■ Raw data:
__________________________________________________

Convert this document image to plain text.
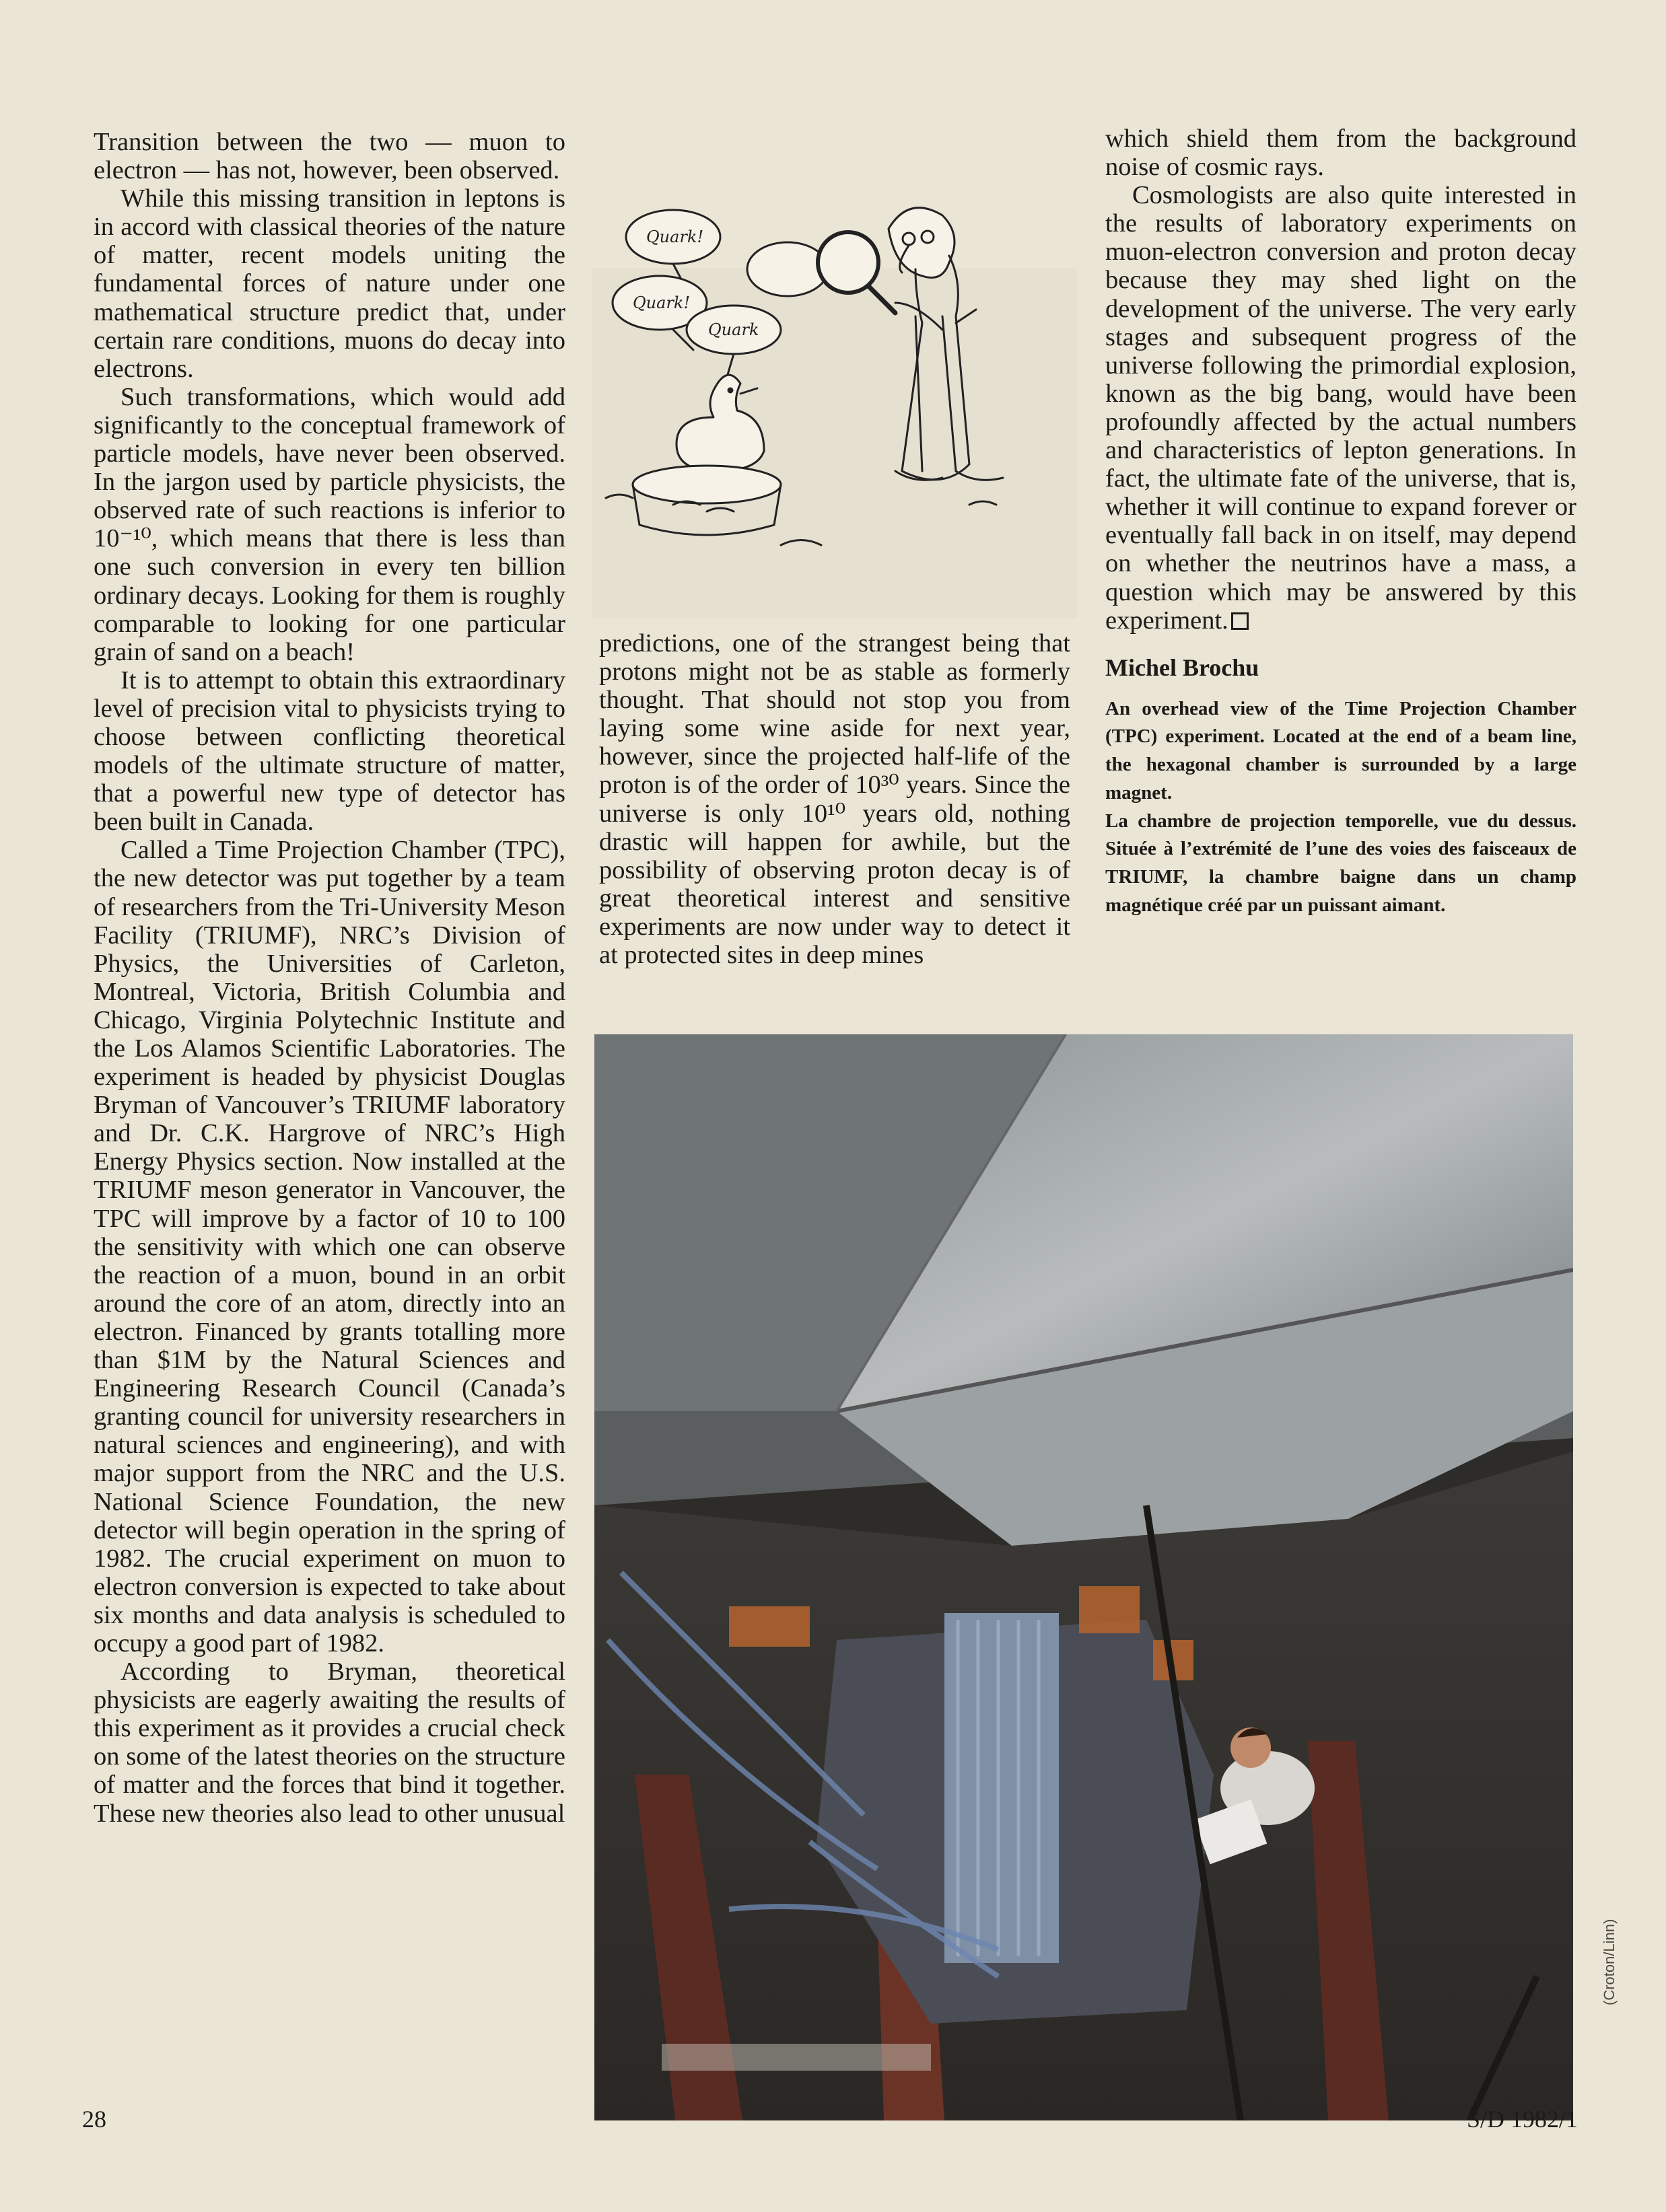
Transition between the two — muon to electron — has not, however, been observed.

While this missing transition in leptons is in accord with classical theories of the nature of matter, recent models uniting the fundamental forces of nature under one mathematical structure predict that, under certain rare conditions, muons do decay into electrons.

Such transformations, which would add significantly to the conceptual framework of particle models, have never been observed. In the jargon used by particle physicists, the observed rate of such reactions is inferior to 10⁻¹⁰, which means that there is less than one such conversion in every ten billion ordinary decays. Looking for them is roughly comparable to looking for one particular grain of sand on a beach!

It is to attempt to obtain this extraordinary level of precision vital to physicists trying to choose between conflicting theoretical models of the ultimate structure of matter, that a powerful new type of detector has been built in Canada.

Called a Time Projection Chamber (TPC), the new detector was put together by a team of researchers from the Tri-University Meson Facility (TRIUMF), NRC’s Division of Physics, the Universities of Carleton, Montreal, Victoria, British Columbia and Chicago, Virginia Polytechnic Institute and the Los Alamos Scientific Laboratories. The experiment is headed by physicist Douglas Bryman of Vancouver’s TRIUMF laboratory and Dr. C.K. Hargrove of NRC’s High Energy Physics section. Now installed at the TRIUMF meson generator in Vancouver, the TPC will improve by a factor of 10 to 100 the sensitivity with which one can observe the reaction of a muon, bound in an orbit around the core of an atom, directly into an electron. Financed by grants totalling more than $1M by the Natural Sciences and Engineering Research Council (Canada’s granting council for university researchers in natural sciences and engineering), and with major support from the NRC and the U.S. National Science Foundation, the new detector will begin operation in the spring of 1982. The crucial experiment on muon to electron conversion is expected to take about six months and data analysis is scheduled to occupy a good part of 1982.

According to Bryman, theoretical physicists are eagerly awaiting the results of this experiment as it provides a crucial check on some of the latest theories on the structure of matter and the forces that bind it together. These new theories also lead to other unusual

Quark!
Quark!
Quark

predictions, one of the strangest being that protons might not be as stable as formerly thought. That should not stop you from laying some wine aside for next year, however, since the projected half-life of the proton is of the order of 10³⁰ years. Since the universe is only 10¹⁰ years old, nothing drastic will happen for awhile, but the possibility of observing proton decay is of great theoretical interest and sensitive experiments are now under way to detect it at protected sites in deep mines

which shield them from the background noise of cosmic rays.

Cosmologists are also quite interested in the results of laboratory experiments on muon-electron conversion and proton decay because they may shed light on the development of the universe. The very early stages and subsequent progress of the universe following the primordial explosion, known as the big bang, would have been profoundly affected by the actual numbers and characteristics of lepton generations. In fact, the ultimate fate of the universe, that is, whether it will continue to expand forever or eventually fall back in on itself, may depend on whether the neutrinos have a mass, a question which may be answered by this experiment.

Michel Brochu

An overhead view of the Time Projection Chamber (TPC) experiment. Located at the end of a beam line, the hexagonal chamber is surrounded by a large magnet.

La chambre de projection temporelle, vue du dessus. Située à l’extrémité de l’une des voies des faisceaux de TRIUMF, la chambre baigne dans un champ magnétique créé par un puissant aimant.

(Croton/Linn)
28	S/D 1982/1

__________________________________________________

■ Goal:
Repeat the records above verbatim, with no pictures in the result.

■ Final result:
Convert this document image to plain text.
Transition between the two — muon to electron — has not, however, been observed.

While this missing transition in leptons is in accord with classical theories of the nature of matter, recent models uniting the fundamental forces of nature under one mathematical structure predict that, under certain rare conditions, muons do decay into electrons.

Such transformations, which would add significantly to the conceptual framework of particle models, have never been observed. In the jargon used by particle physicists, the observed rate of such reactions is inferior to 10⁻¹⁰, which means that there is less than one such conversion in every ten billion ordinary decays. Looking for them is roughly comparable to looking for one particular grain of sand on a beach!

It is to attempt to obtain this extraordinary level of precision vital to physicists trying to choose between conflicting theoretical models of the ultimate structure of matter, that a powerful new type of detector has been built in Canada.

Called a Time Projection Chamber (TPC), the new detector was put together by a team of researchers from the Tri-University Meson Facility (TRIUMF), NRC’s Division of Physics, the Universities of Carleton, Montreal, Victoria, British Columbia and Chicago, Virginia Polytechnic Institute and the Los Alamos Scientific Laboratories. The experiment is headed by physicist Douglas Bryman of Vancouver’s TRIUMF laboratory and Dr. C.K. Hargrove of NRC’s High Energy Physics section. Now installed at the TRIUMF meson generator in Vancouver, the TPC will improve by a factor of 10 to 100 the sensitivity with which one can observe the reaction of a muon, bound in an orbit around the core of an atom, directly into an electron. Financed by grants totalling more than $1M by the Natural Sciences and Engineering Research Council (Canada’s granting council for university researchers in natural sciences and engineering), and with major support from the NRC and the U.S. National Science Foundation, the new detector will begin operation in the spring of 1982. The crucial experiment on muon to electron conversion is expected to take about six months and data analysis is scheduled to occupy a good part of 1982.

According to Bryman, theoretical physicists are eagerly awaiting the results of this experiment as it provides a crucial check on some of the latest theories on the structure of matter and the forces that bind it together. These new theories also lead to other unusual

Quark!
Quark!
Quark

predictions, one of the strangest being that protons might not be as stable as formerly thought. That should not stop you from laying some wine aside for next year, however, since the projected half-life of the proton is of the order of 10³⁰ years. Since the universe is only 10¹⁰ years old, nothing drastic will happen for awhile, but the possibility of observing proton decay is of great theoretical interest and sensitive experiments are now under way to detect it at protected sites in deep mines

which shield them from the background noise of cosmic rays.

Cosmologists are also quite interested in the results of laboratory experiments on muon-electron conversion and proton decay because they may shed light on the development of the universe. The very early stages and subsequent progress of the universe following the primordial explosion, known as the big bang, would have been profoundly affected by the actual numbers and characteristics of lepton generations. In fact, the ultimate fate of the universe, that is, whether it will continue to expand forever or eventually fall back in on itself, may depend on whether the neutrinos have a mass, a question which may be answered by this experiment.

Michel Brochu

An overhead view of the Time Projection Chamber (TPC) experiment. Located at the end of a beam line, the hexagonal chamber is surrounded by a large magnet.

La chambre de projection temporelle, vue du dessus. Située à l’extrémité de l’une des voies des faisceaux de TRIUMF, la chambre baigne dans un champ magnétique créé par un puissant aimant.

(Croton/Linn)
28	S/D 1982/1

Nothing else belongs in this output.